▶ WRITTEN TASK: Quote the line containing "What data populates" and all lines that follow it in the listing below, exactly as written.

---------- RECORDS PROVIDED

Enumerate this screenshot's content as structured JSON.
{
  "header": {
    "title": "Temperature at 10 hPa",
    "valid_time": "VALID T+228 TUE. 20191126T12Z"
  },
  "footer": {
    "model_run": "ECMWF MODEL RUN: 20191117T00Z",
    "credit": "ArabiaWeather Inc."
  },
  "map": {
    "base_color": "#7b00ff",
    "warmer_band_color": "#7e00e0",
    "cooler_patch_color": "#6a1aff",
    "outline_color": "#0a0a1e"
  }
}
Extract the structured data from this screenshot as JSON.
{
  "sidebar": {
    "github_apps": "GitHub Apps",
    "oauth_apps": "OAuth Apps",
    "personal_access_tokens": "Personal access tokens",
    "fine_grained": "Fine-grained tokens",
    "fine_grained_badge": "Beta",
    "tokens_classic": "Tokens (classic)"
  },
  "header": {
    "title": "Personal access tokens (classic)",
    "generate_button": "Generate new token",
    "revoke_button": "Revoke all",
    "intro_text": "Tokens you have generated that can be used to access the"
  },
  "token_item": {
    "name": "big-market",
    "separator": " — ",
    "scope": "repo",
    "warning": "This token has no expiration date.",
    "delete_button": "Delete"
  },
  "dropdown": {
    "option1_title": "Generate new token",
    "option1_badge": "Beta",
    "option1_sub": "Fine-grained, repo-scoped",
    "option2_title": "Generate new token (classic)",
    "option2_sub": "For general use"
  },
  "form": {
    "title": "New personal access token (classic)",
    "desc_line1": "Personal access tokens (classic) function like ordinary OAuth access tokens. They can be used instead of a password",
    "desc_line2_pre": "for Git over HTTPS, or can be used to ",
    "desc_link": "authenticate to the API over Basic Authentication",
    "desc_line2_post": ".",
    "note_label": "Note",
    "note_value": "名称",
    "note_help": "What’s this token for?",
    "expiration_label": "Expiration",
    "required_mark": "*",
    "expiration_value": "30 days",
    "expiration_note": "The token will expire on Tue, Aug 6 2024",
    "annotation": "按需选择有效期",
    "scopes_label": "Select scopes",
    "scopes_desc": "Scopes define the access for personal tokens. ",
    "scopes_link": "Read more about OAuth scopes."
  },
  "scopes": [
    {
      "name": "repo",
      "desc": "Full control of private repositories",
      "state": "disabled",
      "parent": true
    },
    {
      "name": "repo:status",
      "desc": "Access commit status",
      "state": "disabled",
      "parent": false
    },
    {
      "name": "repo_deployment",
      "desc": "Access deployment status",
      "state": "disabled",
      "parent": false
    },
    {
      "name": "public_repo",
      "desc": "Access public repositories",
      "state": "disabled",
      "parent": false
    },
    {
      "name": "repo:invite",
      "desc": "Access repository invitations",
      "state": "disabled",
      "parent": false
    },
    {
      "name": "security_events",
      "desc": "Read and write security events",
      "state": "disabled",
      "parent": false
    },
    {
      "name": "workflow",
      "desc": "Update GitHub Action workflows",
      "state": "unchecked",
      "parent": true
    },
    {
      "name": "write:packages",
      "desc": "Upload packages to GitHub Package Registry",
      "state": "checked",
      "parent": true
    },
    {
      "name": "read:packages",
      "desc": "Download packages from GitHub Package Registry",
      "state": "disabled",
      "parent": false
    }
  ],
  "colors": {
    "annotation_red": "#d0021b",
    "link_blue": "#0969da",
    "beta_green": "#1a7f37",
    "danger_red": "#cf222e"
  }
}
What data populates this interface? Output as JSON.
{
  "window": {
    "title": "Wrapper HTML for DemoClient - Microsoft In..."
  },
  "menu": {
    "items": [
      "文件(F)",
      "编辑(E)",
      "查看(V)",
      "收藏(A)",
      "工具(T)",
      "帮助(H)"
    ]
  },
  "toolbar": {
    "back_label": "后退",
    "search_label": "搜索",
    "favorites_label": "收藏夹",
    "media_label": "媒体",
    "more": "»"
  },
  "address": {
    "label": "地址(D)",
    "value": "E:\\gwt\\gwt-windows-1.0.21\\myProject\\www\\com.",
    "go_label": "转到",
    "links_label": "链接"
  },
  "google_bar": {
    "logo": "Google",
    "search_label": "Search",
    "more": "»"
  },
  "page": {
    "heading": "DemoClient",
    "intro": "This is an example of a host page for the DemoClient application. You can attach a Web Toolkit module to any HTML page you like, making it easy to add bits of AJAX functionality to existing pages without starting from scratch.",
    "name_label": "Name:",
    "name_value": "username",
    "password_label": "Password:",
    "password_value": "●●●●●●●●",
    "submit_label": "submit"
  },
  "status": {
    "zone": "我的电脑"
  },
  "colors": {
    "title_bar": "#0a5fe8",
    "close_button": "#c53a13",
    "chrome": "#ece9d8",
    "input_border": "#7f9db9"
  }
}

--------------------

▶ ANSWER TO THE EXERCISE:
What data populates this interface? Output as JSON.
{
  "window": {
    "title": "Wrapper HTML for DemoClient - Microsoft In..."
  },
  "menu": {
    "items": [
      "文件(F)",
      "编辑(E)",
      "查看(V)",
      "收藏(A)",
      "工具(T)",
      "帮助(H)"
    ]
  },
  "toolbar": {
    "back_label": "后退",
    "search_label": "搜索",
    "favorites_label": "收藏夹",
    "media_label": "媒体",
    "more": "»"
  },
  "address": {
    "label": "地址(D)",
    "value": "E:\\gwt\\gwt-windows-1.0.21\\myProject\\www\\com.",
    "go_label": "转到",
    "links_label": "链接"
  },
  "google_bar": {
    "logo": "Google",
    "search_label": "Search",
    "more": "»"
  },
  "page": {
    "heading": "DemoClient",
    "intro": "This is an example of a host page for the DemoClient application. You can attach a Web Toolkit module to any HTML page you like, making it easy to add bits of AJAX functionality to existing pages without starting from scratch.",
    "name_label": "Name:",
    "name_value": "username",
    "password_label": "Password:",
    "password_value": "●●●●●●●●",
    "submit_label": "submit"
  },
  "status": {
    "zone": "我的电脑"
  },
  "colors": {
    "title_bar": "#0a5fe8",
    "close_button": "#c53a13",
    "chrome": "#ece9d8",
    "input_border": "#7f9db9"
  }
}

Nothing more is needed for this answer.